Scan the lines below; pull out those with "性能指标要求".
# START OF Recorded information
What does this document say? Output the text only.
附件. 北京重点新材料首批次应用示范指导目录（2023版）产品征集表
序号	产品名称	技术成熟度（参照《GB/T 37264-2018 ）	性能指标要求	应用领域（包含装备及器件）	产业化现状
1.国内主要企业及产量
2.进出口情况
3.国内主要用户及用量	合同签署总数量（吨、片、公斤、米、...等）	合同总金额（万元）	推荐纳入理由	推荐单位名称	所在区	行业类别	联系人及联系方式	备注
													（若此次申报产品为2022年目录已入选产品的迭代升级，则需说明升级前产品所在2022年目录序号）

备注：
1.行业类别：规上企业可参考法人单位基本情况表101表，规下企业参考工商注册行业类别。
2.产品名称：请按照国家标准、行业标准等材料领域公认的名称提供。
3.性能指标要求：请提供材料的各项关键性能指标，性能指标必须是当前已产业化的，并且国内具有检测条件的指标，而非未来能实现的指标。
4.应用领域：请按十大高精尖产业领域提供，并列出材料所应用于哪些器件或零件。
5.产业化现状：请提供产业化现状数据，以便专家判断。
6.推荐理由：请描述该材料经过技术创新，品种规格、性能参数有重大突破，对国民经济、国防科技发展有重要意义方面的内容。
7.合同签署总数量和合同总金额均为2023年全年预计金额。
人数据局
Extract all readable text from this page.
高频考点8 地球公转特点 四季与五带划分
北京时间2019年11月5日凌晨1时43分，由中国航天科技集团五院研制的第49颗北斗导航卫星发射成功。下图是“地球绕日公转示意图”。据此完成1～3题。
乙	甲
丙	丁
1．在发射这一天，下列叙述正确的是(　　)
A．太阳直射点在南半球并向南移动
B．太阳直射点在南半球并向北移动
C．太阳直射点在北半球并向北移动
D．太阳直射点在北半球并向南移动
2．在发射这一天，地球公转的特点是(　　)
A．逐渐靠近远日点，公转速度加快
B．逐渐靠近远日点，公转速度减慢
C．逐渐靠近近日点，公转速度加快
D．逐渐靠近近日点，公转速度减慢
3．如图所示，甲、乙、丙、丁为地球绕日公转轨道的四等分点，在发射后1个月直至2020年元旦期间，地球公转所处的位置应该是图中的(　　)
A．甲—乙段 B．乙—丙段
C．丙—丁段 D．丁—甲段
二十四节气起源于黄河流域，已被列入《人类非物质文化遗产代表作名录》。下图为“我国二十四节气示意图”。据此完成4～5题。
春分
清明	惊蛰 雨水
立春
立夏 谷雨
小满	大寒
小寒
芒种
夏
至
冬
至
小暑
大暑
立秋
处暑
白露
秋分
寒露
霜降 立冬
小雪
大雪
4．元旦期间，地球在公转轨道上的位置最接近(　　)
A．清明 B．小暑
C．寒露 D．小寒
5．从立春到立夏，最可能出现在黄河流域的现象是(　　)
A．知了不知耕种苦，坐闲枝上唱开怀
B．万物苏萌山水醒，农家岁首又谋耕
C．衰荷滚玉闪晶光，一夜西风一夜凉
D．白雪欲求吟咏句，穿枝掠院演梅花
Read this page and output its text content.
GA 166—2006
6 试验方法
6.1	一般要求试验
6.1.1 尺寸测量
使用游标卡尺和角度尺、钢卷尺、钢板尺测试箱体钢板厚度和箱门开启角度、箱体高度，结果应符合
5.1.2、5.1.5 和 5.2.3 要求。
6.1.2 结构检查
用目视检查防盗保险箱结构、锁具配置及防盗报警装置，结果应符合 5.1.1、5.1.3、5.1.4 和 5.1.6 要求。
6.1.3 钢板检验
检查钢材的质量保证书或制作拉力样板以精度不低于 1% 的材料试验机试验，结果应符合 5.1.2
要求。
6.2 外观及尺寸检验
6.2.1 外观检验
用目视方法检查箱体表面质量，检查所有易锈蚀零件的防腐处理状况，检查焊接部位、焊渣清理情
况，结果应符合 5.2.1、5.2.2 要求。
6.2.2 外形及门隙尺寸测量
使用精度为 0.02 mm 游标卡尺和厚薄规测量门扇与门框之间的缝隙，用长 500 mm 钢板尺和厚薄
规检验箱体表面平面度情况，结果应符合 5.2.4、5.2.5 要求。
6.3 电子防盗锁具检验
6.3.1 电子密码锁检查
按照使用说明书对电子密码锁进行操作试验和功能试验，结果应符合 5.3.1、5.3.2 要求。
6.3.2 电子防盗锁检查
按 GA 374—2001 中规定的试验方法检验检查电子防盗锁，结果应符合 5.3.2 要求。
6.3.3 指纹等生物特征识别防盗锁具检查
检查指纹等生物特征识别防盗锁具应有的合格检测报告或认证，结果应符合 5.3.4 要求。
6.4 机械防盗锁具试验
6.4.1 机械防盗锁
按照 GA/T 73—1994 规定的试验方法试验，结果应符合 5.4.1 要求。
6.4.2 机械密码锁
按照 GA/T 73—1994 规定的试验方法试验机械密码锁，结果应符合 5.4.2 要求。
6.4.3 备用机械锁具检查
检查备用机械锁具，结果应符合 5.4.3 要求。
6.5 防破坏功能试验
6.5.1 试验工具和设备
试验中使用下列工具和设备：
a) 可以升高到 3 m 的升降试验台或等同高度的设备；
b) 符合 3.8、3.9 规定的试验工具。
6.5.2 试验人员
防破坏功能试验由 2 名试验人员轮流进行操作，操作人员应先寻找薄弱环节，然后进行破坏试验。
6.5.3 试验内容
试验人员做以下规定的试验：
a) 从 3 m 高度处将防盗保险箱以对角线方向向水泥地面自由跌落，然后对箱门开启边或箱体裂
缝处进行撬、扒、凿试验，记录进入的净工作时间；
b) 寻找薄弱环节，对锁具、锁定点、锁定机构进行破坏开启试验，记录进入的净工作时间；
# END OF Recorded information
Reply to the task:
序号	产品名称	技术成熟度（参照《GB/T 37264-2018 ）	性能指标要求	应用领域（包含装备及器件）	产业化现状
3.性能指标要求：请提供材料的各项关键性能指标，性能指标必须是当前已产业化的，并且国内具有检测条件的指标，而非未来能实现的指标。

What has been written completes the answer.